== THE PROBLEM ==
Copy every line, leaving nothing out and adding nothing.

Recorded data
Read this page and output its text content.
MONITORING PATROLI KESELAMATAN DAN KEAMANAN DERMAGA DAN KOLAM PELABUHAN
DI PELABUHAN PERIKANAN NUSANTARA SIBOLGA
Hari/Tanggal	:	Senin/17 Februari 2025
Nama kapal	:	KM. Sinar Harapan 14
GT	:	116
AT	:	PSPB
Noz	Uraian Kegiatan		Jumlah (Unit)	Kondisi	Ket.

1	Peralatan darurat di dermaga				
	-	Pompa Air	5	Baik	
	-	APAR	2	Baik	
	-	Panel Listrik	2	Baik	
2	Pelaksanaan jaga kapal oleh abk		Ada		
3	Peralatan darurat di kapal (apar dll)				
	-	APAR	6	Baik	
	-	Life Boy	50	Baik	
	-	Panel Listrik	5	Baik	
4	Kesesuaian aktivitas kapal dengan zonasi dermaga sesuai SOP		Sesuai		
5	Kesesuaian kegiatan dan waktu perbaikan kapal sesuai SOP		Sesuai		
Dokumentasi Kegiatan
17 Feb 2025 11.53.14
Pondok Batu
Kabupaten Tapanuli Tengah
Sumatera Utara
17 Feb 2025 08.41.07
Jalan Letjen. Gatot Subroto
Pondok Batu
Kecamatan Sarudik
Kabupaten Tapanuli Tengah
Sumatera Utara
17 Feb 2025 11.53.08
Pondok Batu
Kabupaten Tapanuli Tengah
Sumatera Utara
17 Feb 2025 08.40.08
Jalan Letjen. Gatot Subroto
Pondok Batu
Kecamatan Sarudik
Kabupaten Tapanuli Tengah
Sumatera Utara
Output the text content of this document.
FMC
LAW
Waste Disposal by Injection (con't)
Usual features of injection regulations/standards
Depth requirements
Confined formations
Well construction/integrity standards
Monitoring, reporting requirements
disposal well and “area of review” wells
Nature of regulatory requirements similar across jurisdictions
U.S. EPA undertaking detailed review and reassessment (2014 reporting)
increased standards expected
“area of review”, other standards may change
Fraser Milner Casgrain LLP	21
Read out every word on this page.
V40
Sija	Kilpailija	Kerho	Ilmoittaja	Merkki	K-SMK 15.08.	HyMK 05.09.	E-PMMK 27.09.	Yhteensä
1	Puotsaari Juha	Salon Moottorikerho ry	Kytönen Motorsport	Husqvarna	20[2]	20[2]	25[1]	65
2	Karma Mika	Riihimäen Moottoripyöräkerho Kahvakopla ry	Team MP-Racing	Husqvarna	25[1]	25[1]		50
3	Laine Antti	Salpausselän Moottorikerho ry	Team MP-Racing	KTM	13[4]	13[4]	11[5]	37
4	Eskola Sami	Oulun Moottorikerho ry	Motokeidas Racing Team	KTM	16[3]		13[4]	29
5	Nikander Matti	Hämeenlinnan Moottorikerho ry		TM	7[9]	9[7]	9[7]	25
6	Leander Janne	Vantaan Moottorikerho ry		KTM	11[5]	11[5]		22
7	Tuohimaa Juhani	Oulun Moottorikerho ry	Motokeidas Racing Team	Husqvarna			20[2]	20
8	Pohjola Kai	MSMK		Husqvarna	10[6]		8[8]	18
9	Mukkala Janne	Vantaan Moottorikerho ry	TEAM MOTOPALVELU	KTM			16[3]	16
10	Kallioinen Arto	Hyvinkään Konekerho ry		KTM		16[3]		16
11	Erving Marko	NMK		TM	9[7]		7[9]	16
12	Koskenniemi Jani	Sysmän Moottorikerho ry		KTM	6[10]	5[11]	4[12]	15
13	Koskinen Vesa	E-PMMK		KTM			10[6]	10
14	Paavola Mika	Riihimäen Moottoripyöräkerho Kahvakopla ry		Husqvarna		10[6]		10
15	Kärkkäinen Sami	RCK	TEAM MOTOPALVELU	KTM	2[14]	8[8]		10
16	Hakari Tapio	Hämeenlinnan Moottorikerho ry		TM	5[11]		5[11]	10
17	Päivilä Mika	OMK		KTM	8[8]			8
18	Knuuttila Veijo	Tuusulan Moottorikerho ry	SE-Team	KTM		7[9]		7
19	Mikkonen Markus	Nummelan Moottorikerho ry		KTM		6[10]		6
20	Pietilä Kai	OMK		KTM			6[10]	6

== ANSWER IN FULL ==
Read this page and output its text content.
MONITORING PATROLI KESELAMATAN DAN KEAMANAN DERMAGA DAN KOLAM PELABUHAN
DI PELABUHAN PERIKANAN NUSANTARA SIBOLGA
Hari/Tanggal	:	Senin/17 Februari 2025
Nama kapal	:	KM. Sinar Harapan 14
GT	:	116
AT	:	PSPB
Noz	Uraian Kegiatan		Jumlah (Unit)	Kondisi	Ket.

1	Peralatan darurat di dermaga				
	-	Pompa Air	5	Baik	
	-	APAR	2	Baik	
	-	Panel Listrik	2	Baik	
2	Pelaksanaan jaga kapal oleh abk		Ada		
3	Peralatan darurat di kapal (apar dll)				
	-	APAR	6	Baik	
	-	Life Boy	50	Baik	
	-	Panel Listrik	5	Baik	
4	Kesesuaian aktivitas kapal dengan zonasi dermaga sesuai SOP		Sesuai		
5	Kesesuaian kegiatan dan waktu perbaikan kapal sesuai SOP		Sesuai		
Dokumentasi Kegiatan
17 Feb 2025 11.53.14
Pondok Batu
Kabupaten Tapanuli Tengah
Sumatera Utara
17 Feb 2025 08.41.07
Jalan Letjen. Gatot Subroto
Pondok Batu
Kecamatan Sarudik
Kabupaten Tapanuli Tengah
Sumatera Utara
17 Feb 2025 11.53.08
Pondok Batu
Kabupaten Tapanuli Tengah
Sumatera Utara
17 Feb 2025 08.40.08
Jalan Letjen. Gatot Subroto
Pondok Batu
Kecamatan Sarudik
Kabupaten Tapanuli Tengah
Sumatera Utara
Output the text content of this document.
FMC
LAW
Waste Disposal by Injection (con't)
Usual features of injection regulations/standards
Depth requirements
Confined formations
Well construction/integrity standards
Monitoring, reporting requirements
disposal well and “area of review” wells
Nature of regulatory requirements similar across jurisdictions
U.S. EPA undertaking detailed review and reassessment (2014 reporting)
increased standards expected
“area of review”, other standards may change
Fraser Milner Casgrain LLP	21
Read out every word on this page.
V40
Sija	Kilpailija	Kerho	Ilmoittaja	Merkki	K-SMK 15.08.	HyMK 05.09.	E-PMMK 27.09.	Yhteensä
1	Puotsaari Juha	Salon Moottorikerho ry	Kytönen Motorsport	Husqvarna	20[2]	20[2]	25[1]	65
2	Karma Mika	Riihimäen Moottoripyöräkerho Kahvakopla ry	Team MP-Racing	Husqvarna	25[1]	25[1]		50
3	Laine Antti	Salpausselän Moottorikerho ry	Team MP-Racing	KTM	13[4]	13[4]	11[5]	37
4	Eskola Sami	Oulun Moottorikerho ry	Motokeidas Racing Team	KTM	16[3]		13[4]	29
5	Nikander Matti	Hämeenlinnan Moottorikerho ry		TM	7[9]	9[7]	9[7]	25
6	Leander Janne	Vantaan Moottorikerho ry		KTM	11[5]	11[5]		22
7	Tuohimaa Juhani	Oulun Moottorikerho ry	Motokeidas Racing Team	Husqvarna			20[2]	20
8	Pohjola Kai	MSMK		Husqvarna	10[6]		8[8]	18
9	Mukkala Janne	Vantaan Moottorikerho ry	TEAM MOTOPALVELU	KTM			16[3]	16
10	Kallioinen Arto	Hyvinkään Konekerho ry		KTM		16[3]		16
11	Erving Marko	NMK		TM	9[7]		7[9]	16
12	Koskenniemi Jani	Sysmän Moottorikerho ry		KTM	6[10]	5[11]	4[12]	15
13	Koskinen Vesa	E-PMMK		KTM			10[6]	10
14	Paavola Mika	Riihimäen Moottoripyöräkerho Kahvakopla ry		Husqvarna		10[6]		10
15	Kärkkäinen Sami	RCK	TEAM MOTOPALVELU	KTM	2[14]	8[8]		10
16	Hakari Tapio	Hämeenlinnan Moottorikerho ry		TM	5[11]		5[11]	10
17	Päivilä Mika	OMK		KTM	8[8]			8
18	Knuuttila Veijo	Tuusulan Moottorikerho ry	SE-Team	KTM		7[9]		7
19	Mikkonen Markus	Nummelan Moottorikerho ry		KTM		6[10]		6
20	Pietilä Kai	OMK		KTM			6[10]	6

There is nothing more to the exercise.